(Problem statement)
Every entry below should be printed exactly, without its images.

(Data records)
[start]
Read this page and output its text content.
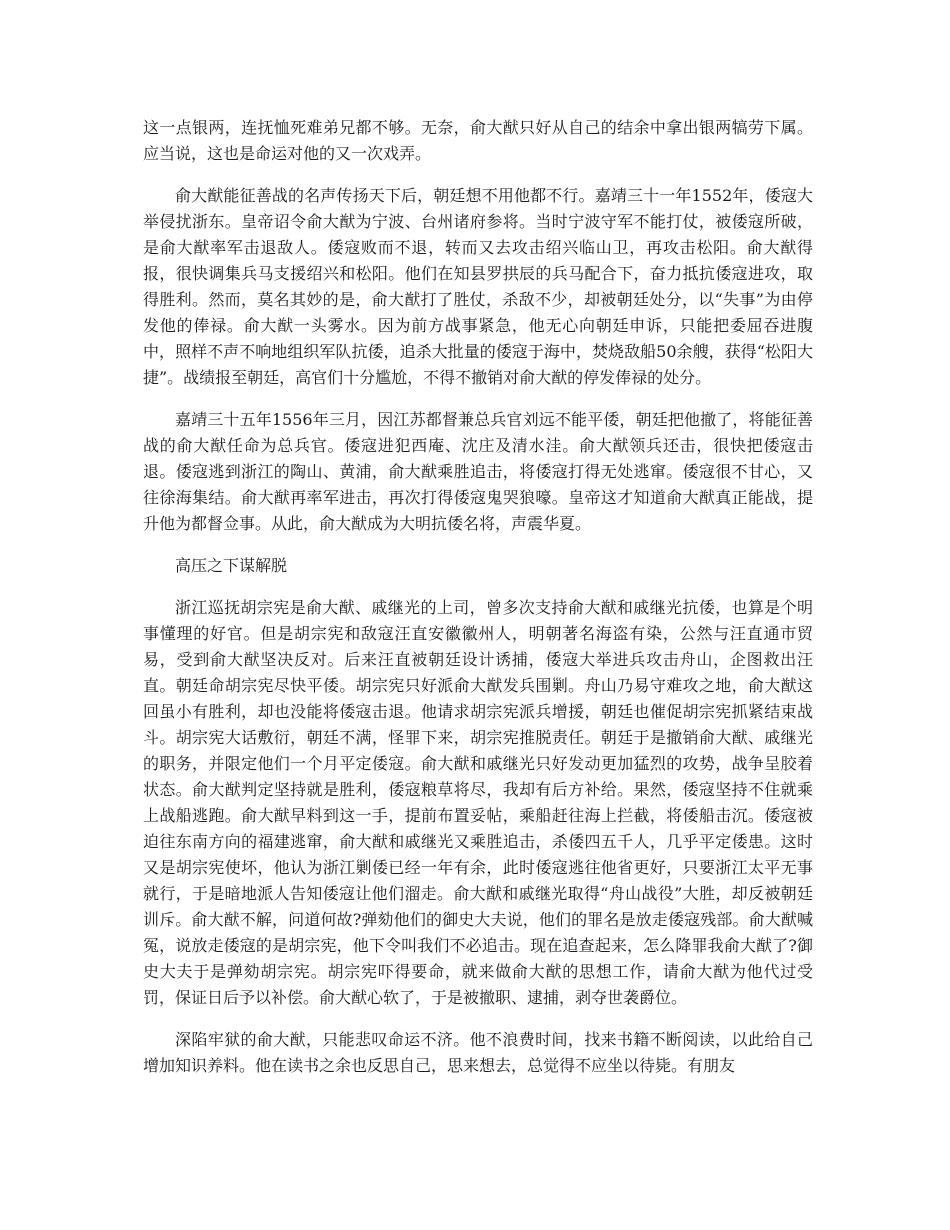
这一点银两，连抚恤死难弟兄都不够。无奈，俞大猷只好从自己的结余中拿出银两犒劳下属。应当说，这也是命运对他的又一次戏弄。

俞大猷能征善战的名声传扬天下后，朝廷想不用他都不行。嘉靖三十一年1552年，倭寇大举侵扰浙东。皇帝诏令俞大猷为宁波、台州诸府参将。当时宁波守军不能打仗，被倭寇所破，是俞大猷率军击退敌人。倭寇败而不退，转而又去攻击绍兴临山卫，再攻击松阳。俞大猷得报，很快调集兵马支援绍兴和松阳。他们在知县罗拱辰的兵马配合下，奋力抵抗倭寇进攻，取得胜利。然而，莫名其妙的是，俞大猷打了胜仗，杀敌不少，却被朝廷处分，以“失事”为由停发他的俸禄。俞大猷一头雾水。因为前方战事紧急，他无心向朝廷申诉，只能把委屈吞进腹中，照样不声不响地组织军队抗倭，追杀大批量的倭寇于海中，焚烧敌船50余艘，获得“松阳大捷”。战绩报至朝廷，高官们十分尴尬，不得不撤销对俞大猷的停发俸禄的处分。

嘉靖三十五年1556年三月，因江苏都督兼总兵官刘远不能平倭，朝廷把他撤了，将能征善战的俞大猷任命为总兵官。倭寇进犯西庵、沈庄及清水洼。俞大猷领兵还击，很快把倭寇击退。倭寇逃到浙江的陶山、黄浦，俞大猷乘胜追击，将倭寇打得无处逃窜。倭寇很不甘心，又往徐海集结。俞大猷再率军进击，再次打得倭寇鬼哭狼嚎。皇帝这才知道俞大猷真正能战，提升他为都督佥事。从此，俞大猷成为大明抗倭名将，声震华夏。

高压之下谋解脱

浙江巡抚胡宗宪是俞大猷、戚继光的上司，曾多次支持俞大猷和戚继光抗倭，也算是个明事懂理的好官。但是胡宗宪和敌寇汪直安徽徽州人，明朝著名海盗有染，公然与汪直通市贸易，受到俞大猷坚决反对。后来汪直被朝廷设计诱捕，倭寇大举进兵攻击舟山，企图救出汪直。朝廷命胡宗宪尽快平倭。胡宗宪只好派俞大猷发兵围剿。舟山乃易守难攻之地，俞大猷这回虽小有胜利，却也没能将倭寇击退。他请求胡宗宪派兵增援，朝廷也催促胡宗宪抓紧结束战斗。胡宗宪大话敷衍，朝廷不满，怪罪下来，胡宗宪推脱责任。朝廷于是撤销俞大猷、戚继光的职务，并限定他们一个月平定倭寇。俞大猷和戚继光只好发动更加猛烈的攻势，战争呈胶着状态。俞大猷判定坚持就是胜利，倭寇粮草将尽，我却有后方补给。果然，倭寇坚持不住就乘上战船逃跑。俞大猷早料到这一手，提前布置妥帖，乘船赶往海上拦截，将倭船击沉。倭寇被迫往东南方向的福建逃窜，俞大猷和戚继光又乘胜追击，杀倭四五千人，几乎平定倭患。这时又是胡宗宪使坏，他认为浙江剿倭已经一年有余，此时倭寇逃往他省更好，只要浙江太平无事就行，于是暗地派人告知倭寇让他们溜走。俞大猷和戚继光取得“舟山战役”大胜，却反被朝廷训斥。俞大猷不解，问道何故?弹劾他们的御史大夫说，他们的罪名是放走倭寇残部。俞大猷喊冤，说放走倭寇的是胡宗宪，他下令叫我们不必追击。现在追查起来，怎么降罪我俞大猷了?御史大夫于是弹劾胡宗宪。胡宗宪吓得要命，就来做俞大猷的思想工作，请俞大猷为他代过受罚，保证日后予以补偿。俞大猷心软了，于是被撤职、逮捕，剥夺世袭爵位。

深陷牢狱的俞大猷，只能悲叹命运不济。他不浪费时间，找来书籍不断阅读，以此给自己增加知识养料。他在读书之余也反思自己，思来想去，总觉得不应坐以待毙。有朋友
[end]
(Solution to this problem)
Read this page and output its text content.
这一点银两，连抚恤死难弟兄都不够。无奈，俞大猷只好从自己的结余中拿出银两犒劳下属。应当说，这也是命运对他的又一次戏弄。

俞大猷能征善战的名声传扬天下后，朝廷想不用他都不行。嘉靖三十一年1552年，倭寇大举侵扰浙东。皇帝诏令俞大猷为宁波、台州诸府参将。当时宁波守军不能打仗，被倭寇所破，是俞大猷率军击退敌人。倭寇败而不退，转而又去攻击绍兴临山卫，再攻击松阳。俞大猷得报，很快调集兵马支援绍兴和松阳。他们在知县罗拱辰的兵马配合下，奋力抵抗倭寇进攻，取得胜利。然而，莫名其妙的是，俞大猷打了胜仗，杀敌不少，却被朝廷处分，以“失事”为由停发他的俸禄。俞大猷一头雾水。因为前方战事紧急，他无心向朝廷申诉，只能把委屈吞进腹中，照样不声不响地组织军队抗倭，追杀大批量的倭寇于海中，焚烧敌船50余艘，获得“松阳大捷”。战绩报至朝廷，高官们十分尴尬，不得不撤销对俞大猷的停发俸禄的处分。

嘉靖三十五年1556年三月，因江苏都督兼总兵官刘远不能平倭，朝廷把他撤了，将能征善战的俞大猷任命为总兵官。倭寇进犯西庵、沈庄及清水洼。俞大猷领兵还击，很快把倭寇击退。倭寇逃到浙江的陶山、黄浦，俞大猷乘胜追击，将倭寇打得无处逃窜。倭寇很不甘心，又往徐海集结。俞大猷再率军进击，再次打得倭寇鬼哭狼嚎。皇帝这才知道俞大猷真正能战，提升他为都督佥事。从此，俞大猷成为大明抗倭名将，声震华夏。

高压之下谋解脱

浙江巡抚胡宗宪是俞大猷、戚继光的上司，曾多次支持俞大猷和戚继光抗倭，也算是个明事懂理的好官。但是胡宗宪和敌寇汪直安徽徽州人，明朝著名海盗有染，公然与汪直通市贸易，受到俞大猷坚决反对。后来汪直被朝廷设计诱捕，倭寇大举进兵攻击舟山，企图救出汪直。朝廷命胡宗宪尽快平倭。胡宗宪只好派俞大猷发兵围剿。舟山乃易守难攻之地，俞大猷这回虽小有胜利，却也没能将倭寇击退。他请求胡宗宪派兵增援，朝廷也催促胡宗宪抓紧结束战斗。胡宗宪大话敷衍，朝廷不满，怪罪下来，胡宗宪推脱责任。朝廷于是撤销俞大猷、戚继光的职务，并限定他们一个月平定倭寇。俞大猷和戚继光只好发动更加猛烈的攻势，战争呈胶着状态。俞大猷判定坚持就是胜利，倭寇粮草将尽，我却有后方补给。果然，倭寇坚持不住就乘上战船逃跑。俞大猷早料到这一手，提前布置妥帖，乘船赶往海上拦截，将倭船击沉。倭寇被迫往东南方向的福建逃窜，俞大猷和戚继光又乘胜追击，杀倭四五千人，几乎平定倭患。这时又是胡宗宪使坏，他认为浙江剿倭已经一年有余，此时倭寇逃往他省更好，只要浙江太平无事就行，于是暗地派人告知倭寇让他们溜走。俞大猷和戚继光取得“舟山战役”大胜，却反被朝廷训斥。俞大猷不解，问道何故?弹劾他们的御史大夫说，他们的罪名是放走倭寇残部。俞大猷喊冤，说放走倭寇的是胡宗宪，他下令叫我们不必追击。现在追查起来，怎么降罪我俞大猷了?御史大夫于是弹劾胡宗宪。胡宗宪吓得要命，就来做俞大猷的思想工作，请俞大猷为他代过受罚，保证日后予以补偿。俞大猷心软了，于是被撤职、逮捕，剥夺世袭爵位。

深陷牢狱的俞大猷，只能悲叹命运不济。他不浪费时间，找来书籍不断阅读，以此给自己增加知识养料。他在读书之余也反思自己，思来想去，总觉得不应坐以待毙。有朋友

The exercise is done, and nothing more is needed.